Exercise input
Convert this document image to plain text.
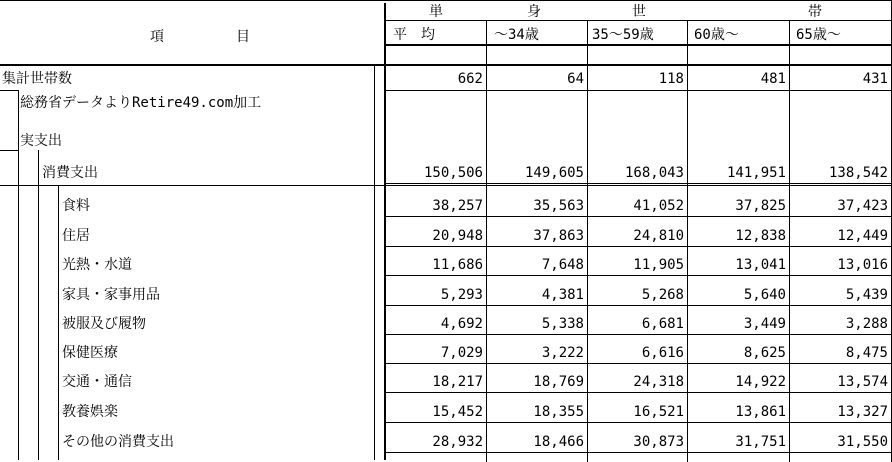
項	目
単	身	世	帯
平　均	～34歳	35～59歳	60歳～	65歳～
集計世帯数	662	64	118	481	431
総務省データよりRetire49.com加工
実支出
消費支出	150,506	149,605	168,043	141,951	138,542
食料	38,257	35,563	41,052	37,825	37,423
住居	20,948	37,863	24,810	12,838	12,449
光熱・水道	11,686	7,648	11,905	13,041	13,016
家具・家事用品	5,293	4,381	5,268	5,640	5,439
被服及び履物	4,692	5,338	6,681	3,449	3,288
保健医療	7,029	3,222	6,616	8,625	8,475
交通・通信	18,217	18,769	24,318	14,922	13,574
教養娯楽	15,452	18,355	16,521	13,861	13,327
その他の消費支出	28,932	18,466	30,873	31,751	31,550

Challenge
Repeat the records above exactly, leaving out any pictures they contain.

Exercise response
Convert this document image to plain text.
項	目
単	身	世	帯
平　均	～34歳	35～59歳	60歳～	65歳～
集計世帯数	662	64	118	481	431
総務省データよりRetire49.com加工
実支出
消費支出	150,506	149,605	168,043	141,951	138,542
食料	38,257	35,563	41,052	37,825	37,423
住居	20,948	37,863	24,810	12,838	12,449
光熱・水道	11,686	7,648	11,905	13,041	13,016
家具・家事用品	5,293	4,381	5,268	5,640	5,439
被服及び履物	4,692	5,338	6,681	3,449	3,288
保健医療	7,029	3,222	6,616	8,625	8,475
交通・通信	18,217	18,769	24,318	14,922	13,574
教養娯楽	15,452	18,355	16,521	13,861	13,327
その他の消費支出	28,932	18,466	30,873	31,751	31,550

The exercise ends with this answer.